__Written exercise__: Gather, from the listing beneath this task, every line holding the string "Factory".

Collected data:
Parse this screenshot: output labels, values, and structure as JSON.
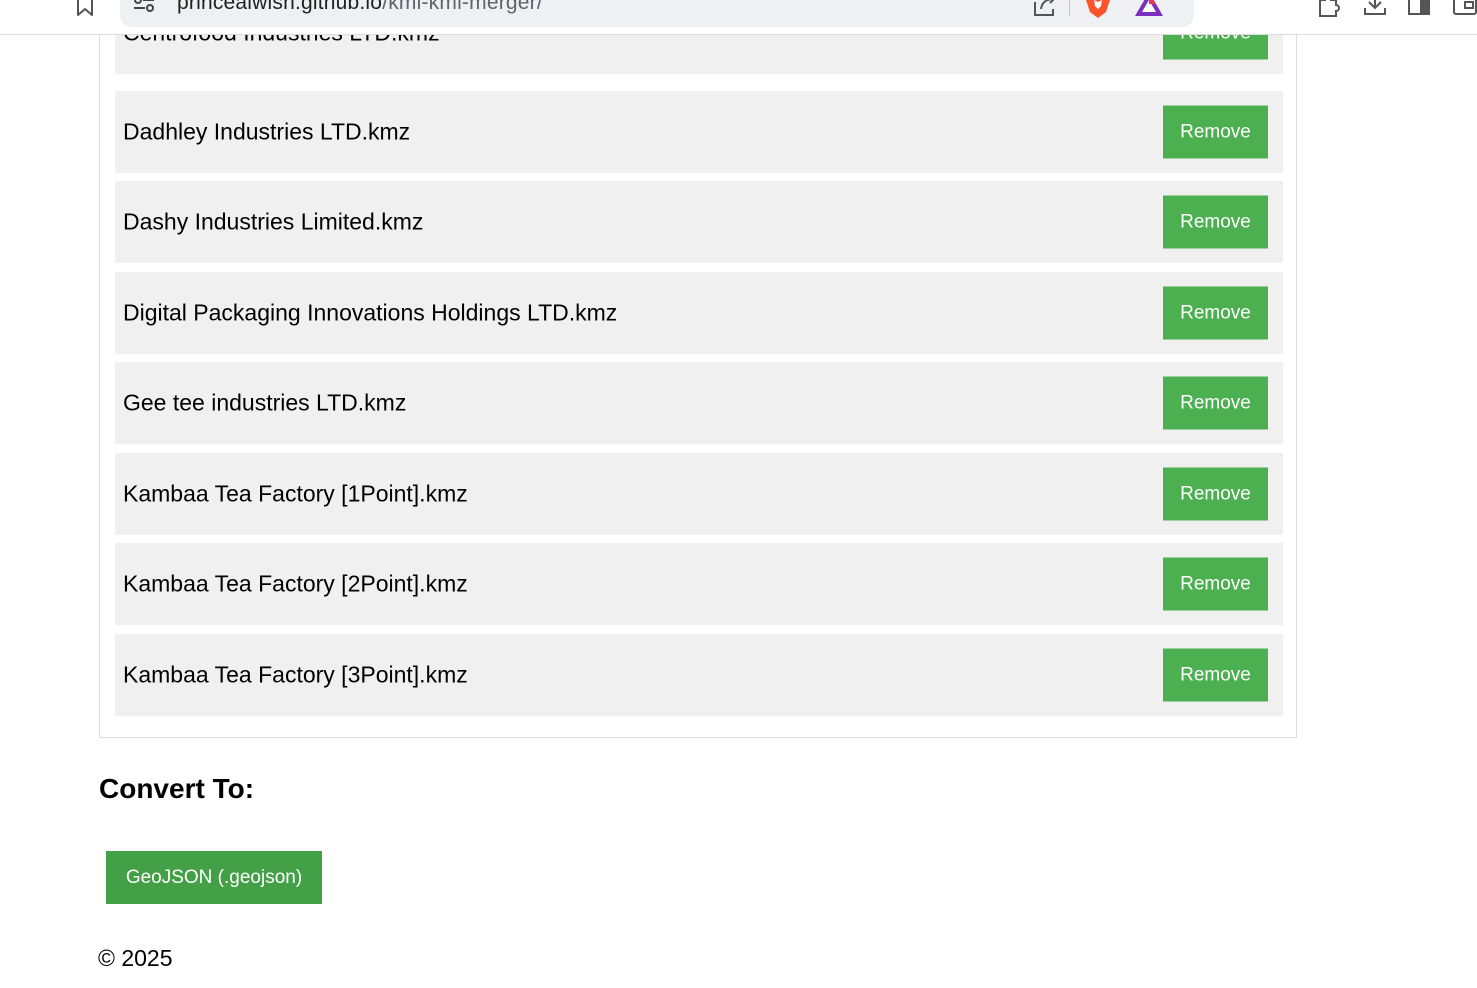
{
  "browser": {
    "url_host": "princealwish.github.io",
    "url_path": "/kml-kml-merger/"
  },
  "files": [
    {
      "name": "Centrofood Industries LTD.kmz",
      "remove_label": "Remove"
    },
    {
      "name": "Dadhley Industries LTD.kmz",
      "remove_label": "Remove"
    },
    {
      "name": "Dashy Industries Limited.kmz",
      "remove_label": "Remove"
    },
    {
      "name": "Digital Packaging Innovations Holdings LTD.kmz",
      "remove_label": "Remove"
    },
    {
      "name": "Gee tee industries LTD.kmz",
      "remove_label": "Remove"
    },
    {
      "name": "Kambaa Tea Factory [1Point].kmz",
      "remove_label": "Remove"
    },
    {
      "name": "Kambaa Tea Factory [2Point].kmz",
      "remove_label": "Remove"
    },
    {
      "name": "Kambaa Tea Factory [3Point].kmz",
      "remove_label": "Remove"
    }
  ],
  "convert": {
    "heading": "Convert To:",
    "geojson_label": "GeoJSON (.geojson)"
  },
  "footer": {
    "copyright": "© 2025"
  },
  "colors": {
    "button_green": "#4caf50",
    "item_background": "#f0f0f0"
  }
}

__Answer to this task__:
      "name": "Kambaa Tea Factory [1Point].kmz",
      "name": "Kambaa Tea Factory [2Point].kmz",
      "name": "Kambaa Tea Factory [3Point].kmz",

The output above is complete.